[START Provided passage]

A current of spin-polarized electrons senses and controls the magnetic state of nanostructured materials1. Obtaining similar electrical access to quantum spin systems, such as single-molecule magnets, is still in its infancy2. Recent progress has been achieved by probing the spin system near thermal equilibrium3,4,5,6,7,8,9. However, it is the elusive non-equilibrium properties of the excited states that govern the time evolution of such structures and will ultimately establish the feasibility of applications in data storage2,10 and quantum information processing11,12. Here we use spin-polarized scanning tunnelling microscopy13 to pump electron spins of atoms on surfaces into highly excited states and sense the resulting spatial orientation of the spin. This electrical control culminates in complete inversion of the spin-state population and gives experimental access to the spin relaxation times of each excited state. The direction of current flow determines the orientation of the atom’s spin, indicating that electrical switching and sensing of future magnetic bits is feasible in the quantum regime.

[END Provided passage]

(Challenge 1): In the passage on pumping atomic spins with spin-polarized current, what determines the orientation of the atom's spin?
(Challenge 2): Proceed with the passage on pumping atomic spins with spin-polarized current, picking up right after its last sentence.
The rows that come next play no part in the work here.

[START Data lines]

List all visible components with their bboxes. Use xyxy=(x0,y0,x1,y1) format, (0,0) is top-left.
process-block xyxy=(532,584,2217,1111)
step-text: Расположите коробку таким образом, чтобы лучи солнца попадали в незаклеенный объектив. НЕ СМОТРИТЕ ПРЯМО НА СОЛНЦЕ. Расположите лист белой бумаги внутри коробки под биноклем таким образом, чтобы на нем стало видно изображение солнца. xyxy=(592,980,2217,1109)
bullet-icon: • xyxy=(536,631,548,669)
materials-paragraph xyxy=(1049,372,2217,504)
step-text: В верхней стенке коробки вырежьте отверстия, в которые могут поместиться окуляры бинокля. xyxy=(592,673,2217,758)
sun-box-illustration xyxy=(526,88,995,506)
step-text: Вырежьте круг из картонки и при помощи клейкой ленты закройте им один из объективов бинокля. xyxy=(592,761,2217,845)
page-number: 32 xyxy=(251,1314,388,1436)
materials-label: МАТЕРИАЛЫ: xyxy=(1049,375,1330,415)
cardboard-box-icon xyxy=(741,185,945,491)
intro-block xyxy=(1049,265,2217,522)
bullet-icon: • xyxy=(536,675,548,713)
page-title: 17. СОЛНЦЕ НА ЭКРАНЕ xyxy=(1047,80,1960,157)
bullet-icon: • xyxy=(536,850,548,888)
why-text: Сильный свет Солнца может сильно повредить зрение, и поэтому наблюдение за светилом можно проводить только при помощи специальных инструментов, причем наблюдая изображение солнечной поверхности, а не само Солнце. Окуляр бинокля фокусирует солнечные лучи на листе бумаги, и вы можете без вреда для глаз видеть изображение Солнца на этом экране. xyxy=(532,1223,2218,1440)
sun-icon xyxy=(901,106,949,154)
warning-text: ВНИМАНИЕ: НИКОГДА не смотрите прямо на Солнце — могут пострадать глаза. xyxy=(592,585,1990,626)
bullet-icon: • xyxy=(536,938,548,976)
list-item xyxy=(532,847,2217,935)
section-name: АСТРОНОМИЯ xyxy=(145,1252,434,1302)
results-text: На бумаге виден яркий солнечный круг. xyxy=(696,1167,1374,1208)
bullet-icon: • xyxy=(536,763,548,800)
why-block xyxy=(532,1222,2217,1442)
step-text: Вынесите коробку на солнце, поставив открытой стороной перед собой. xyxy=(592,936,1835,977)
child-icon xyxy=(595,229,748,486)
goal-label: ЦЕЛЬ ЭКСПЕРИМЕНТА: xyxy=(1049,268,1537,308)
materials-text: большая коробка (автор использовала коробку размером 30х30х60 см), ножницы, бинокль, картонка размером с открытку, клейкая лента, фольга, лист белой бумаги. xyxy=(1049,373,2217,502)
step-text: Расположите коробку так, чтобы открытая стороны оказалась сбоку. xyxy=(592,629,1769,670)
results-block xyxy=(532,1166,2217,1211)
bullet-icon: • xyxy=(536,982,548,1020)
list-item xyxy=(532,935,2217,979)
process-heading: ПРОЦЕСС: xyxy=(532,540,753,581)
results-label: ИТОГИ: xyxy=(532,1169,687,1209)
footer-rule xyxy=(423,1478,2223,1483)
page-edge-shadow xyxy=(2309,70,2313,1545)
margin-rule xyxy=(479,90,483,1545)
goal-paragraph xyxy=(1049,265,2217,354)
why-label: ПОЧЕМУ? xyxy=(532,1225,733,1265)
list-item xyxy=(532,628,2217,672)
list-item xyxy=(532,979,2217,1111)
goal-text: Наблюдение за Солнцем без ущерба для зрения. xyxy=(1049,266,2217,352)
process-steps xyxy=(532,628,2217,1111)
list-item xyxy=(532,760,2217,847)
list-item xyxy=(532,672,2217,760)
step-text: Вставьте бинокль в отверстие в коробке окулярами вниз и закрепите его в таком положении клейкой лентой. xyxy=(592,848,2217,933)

[END Data lines]
[START Data lines]

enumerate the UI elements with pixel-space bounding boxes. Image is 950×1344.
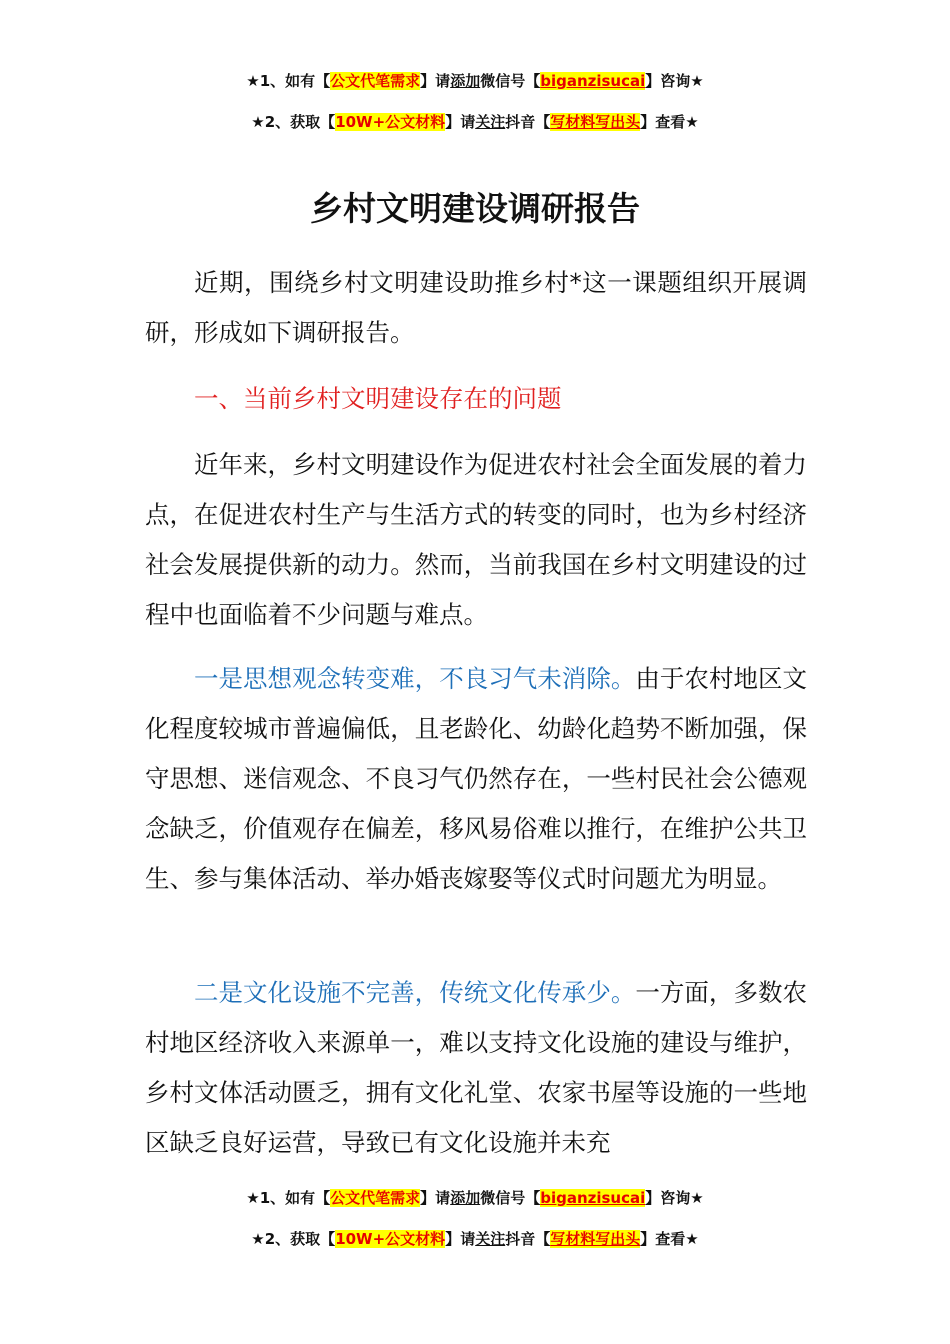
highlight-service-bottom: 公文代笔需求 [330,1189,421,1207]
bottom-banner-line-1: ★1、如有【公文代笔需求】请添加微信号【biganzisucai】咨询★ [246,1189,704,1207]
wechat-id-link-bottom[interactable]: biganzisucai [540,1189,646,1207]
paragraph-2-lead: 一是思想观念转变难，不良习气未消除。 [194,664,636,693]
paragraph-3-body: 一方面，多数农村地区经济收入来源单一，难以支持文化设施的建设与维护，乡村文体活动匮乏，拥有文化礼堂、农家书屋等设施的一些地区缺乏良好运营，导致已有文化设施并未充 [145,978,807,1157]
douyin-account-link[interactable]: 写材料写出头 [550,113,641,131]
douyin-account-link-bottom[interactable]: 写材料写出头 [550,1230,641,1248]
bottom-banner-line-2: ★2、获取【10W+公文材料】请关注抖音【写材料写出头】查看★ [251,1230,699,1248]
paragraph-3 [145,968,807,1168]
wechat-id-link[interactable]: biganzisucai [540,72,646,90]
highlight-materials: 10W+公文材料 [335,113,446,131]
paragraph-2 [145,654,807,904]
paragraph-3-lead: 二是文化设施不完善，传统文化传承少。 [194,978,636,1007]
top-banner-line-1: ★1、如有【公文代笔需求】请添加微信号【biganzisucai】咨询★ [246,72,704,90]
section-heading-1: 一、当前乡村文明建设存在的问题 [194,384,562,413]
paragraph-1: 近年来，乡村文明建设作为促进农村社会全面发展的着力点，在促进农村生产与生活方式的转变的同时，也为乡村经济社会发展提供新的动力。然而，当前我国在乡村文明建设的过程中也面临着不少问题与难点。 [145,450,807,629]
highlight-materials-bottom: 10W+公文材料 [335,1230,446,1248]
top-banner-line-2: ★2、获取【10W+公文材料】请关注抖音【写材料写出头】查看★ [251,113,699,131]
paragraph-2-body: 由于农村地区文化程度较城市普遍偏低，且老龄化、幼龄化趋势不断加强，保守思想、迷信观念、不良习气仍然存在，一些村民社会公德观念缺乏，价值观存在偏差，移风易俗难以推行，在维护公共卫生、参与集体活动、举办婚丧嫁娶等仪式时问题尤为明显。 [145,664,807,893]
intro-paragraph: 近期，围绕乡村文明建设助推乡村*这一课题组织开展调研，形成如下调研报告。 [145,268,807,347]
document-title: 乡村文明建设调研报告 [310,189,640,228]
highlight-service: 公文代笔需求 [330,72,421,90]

[END Data lines]

(Task result 1): The direction of current flow determines it.

(Task result 2):
Atomic-scale magnetic structures consist of only a few strongly coupled electron spins. This results in well-separated quantized energy levels, and the spin orientation of such structures is subject to quantum uncertainty14. The properties of these magnetic systems can be described by model spin Hamiltonians incorporating Zeeman splitting15, magneto crystalline anisotropy 8,9 and spin–spin interaction6,7. As model magnetic structures we investigate individual Mn atoms and Mn dimers that are placed on Cu binding sites of a Cu2N decoupling layer that is grown on a Cu(100) substrate16. This set-up makes the atoms electrically accessible to the probe tip of a scanning tunnelling microscope (STM). The measured current flows between the tip and the Cu substrate, with the decoupling layer preventing excessive broadening of the Mn atom’s magnetic energy levels. Figure 1a,b shows STM images of the structures. A single Mn atom on Cu2N has a localized spin S=5/2 and shows only small magnetic anisotropy9. In high magnetic fields, this leads to a behaviour similar to the free atomic spin, giving a ladder of quantized spin states (Fig. 1c,d, central column). To determine the effect of spin-polarized tunnel current on the state of the local spin, we developed a technique that allows the measurement of the same structure with spin-polarized and non-spin-polarized electric currents (see the Methods section and Fig. 1).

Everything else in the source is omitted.